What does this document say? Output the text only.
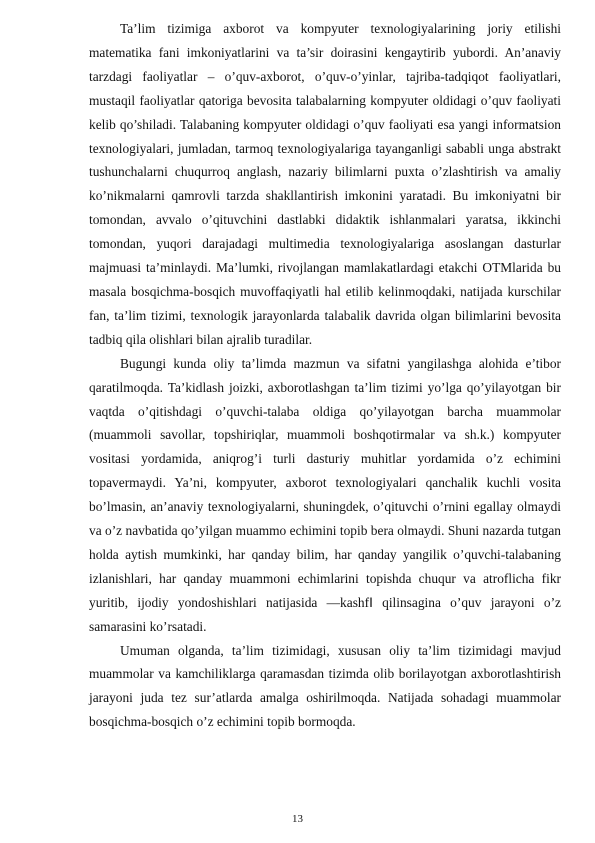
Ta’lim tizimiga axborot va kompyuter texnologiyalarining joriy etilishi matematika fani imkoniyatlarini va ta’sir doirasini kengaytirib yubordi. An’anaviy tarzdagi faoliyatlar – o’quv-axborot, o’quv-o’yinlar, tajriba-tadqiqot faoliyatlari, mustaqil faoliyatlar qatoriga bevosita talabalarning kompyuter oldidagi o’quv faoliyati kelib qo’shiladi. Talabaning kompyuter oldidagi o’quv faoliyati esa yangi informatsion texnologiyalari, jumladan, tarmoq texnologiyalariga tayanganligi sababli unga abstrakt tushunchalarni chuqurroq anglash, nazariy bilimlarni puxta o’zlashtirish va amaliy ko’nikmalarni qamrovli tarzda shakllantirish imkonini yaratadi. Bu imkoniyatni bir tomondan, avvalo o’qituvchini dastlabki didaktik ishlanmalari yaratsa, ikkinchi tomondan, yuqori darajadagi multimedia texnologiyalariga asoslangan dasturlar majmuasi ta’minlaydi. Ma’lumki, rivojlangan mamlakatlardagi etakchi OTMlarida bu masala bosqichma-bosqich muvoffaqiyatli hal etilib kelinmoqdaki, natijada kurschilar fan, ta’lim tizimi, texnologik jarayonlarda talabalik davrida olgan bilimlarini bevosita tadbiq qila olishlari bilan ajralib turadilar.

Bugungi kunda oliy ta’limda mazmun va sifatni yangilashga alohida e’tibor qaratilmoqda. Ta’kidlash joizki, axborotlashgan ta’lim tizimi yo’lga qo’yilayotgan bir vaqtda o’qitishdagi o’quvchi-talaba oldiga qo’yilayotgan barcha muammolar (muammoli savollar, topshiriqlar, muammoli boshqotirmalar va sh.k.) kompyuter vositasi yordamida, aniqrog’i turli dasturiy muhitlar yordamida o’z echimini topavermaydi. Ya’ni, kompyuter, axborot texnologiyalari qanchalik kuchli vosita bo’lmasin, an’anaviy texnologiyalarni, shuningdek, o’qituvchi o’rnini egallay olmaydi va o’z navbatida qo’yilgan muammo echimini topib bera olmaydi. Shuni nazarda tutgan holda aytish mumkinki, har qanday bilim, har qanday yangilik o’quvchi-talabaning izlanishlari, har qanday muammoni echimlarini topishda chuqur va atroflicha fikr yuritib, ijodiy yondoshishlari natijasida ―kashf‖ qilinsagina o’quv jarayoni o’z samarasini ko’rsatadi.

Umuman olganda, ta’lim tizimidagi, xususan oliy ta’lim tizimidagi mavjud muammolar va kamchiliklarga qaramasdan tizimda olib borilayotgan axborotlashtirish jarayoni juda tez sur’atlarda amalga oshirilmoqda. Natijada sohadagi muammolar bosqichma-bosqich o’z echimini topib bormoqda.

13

-------------------------

Verbatim reproduction of every record is required; images are left out.

What does this document say? Output the text only.
Ta’lim tizimiga axborot va kompyuter texnologiyalarining joriy etilishi matematika fani imkoniyatlarini va ta’sir doirasini kengaytirib yubordi. An’anaviy tarzdagi faoliyatlar – o’quv-axborot, o’quv-o’yinlar, tajriba-tadqiqot faoliyatlari, mustaqil faoliyatlar qatoriga bevosita talabalarning kompyuter oldidagi o’quv faoliyati kelib qo’shiladi. Talabaning kompyuter oldidagi o’quv faoliyati esa yangi informatsion texnologiyalari, jumladan, tarmoq texnologiyalariga tayanganligi sababli unga abstrakt tushunchalarni chuqurroq anglash, nazariy bilimlarni puxta o’zlashtirish va amaliy ko’nikmalarni qamrovli tarzda shakllantirish imkonini yaratadi. Bu imkoniyatni bir tomondan, avvalo o’qituvchini dastlabki didaktik ishlanmalari yaratsa, ikkinchi tomondan, yuqori darajadagi multimedia texnologiyalariga asoslangan dasturlar majmuasi ta’minlaydi. Ma’lumki, rivojlangan mamlakatlardagi etakchi OTMlarida bu masala bosqichma-bosqich muvoffaqiyatli hal etilib kelinmoqdaki, natijada kurschilar fan, ta’lim tizimi, texnologik jarayonlarda talabalik davrida olgan bilimlarini bevosita tadbiq qila olishlari bilan ajralib turadilar.

Bugungi kunda oliy ta’limda mazmun va sifatni yangilashga alohida e’tibor qaratilmoqda. Ta’kidlash joizki, axborotlashgan ta’lim tizimi yo’lga qo’yilayotgan bir vaqtda o’qitishdagi o’quvchi-talaba oldiga qo’yilayotgan barcha muammolar (muammoli savollar, topshiriqlar, muammoli boshqotirmalar va sh.k.) kompyuter vositasi yordamida, aniqrog’i turli dasturiy muhitlar yordamida o’z echimini topavermaydi. Ya’ni, kompyuter, axborot texnologiyalari qanchalik kuchli vosita bo’lmasin, an’anaviy texnologiyalarni, shuningdek, o’qituvchi o’rnini egallay olmaydi va o’z navbatida qo’yilgan muammo echimini topib bera olmaydi. Shuni nazarda tutgan holda aytish mumkinki, har qanday bilim, har qanday yangilik o’quvchi-talabaning izlanishlari, har qanday muammoni echimlarini topishda chuqur va atroflicha fikr yuritib, ijodiy yondoshishlari natijasida ―kashf‖ qilinsagina o’quv jarayoni o’z samarasini ko’rsatadi.

Umuman olganda, ta’lim tizimidagi, xususan oliy ta’lim tizimidagi mavjud muammolar va kamchiliklarga qaramasdan tizimda olib borilayotgan axborotlashtirish jarayoni juda tez sur’atlarda amalga oshirilmoqda. Natijada sohadagi muammolar bosqichma-bosqich o’z echimini topib bormoqda.

13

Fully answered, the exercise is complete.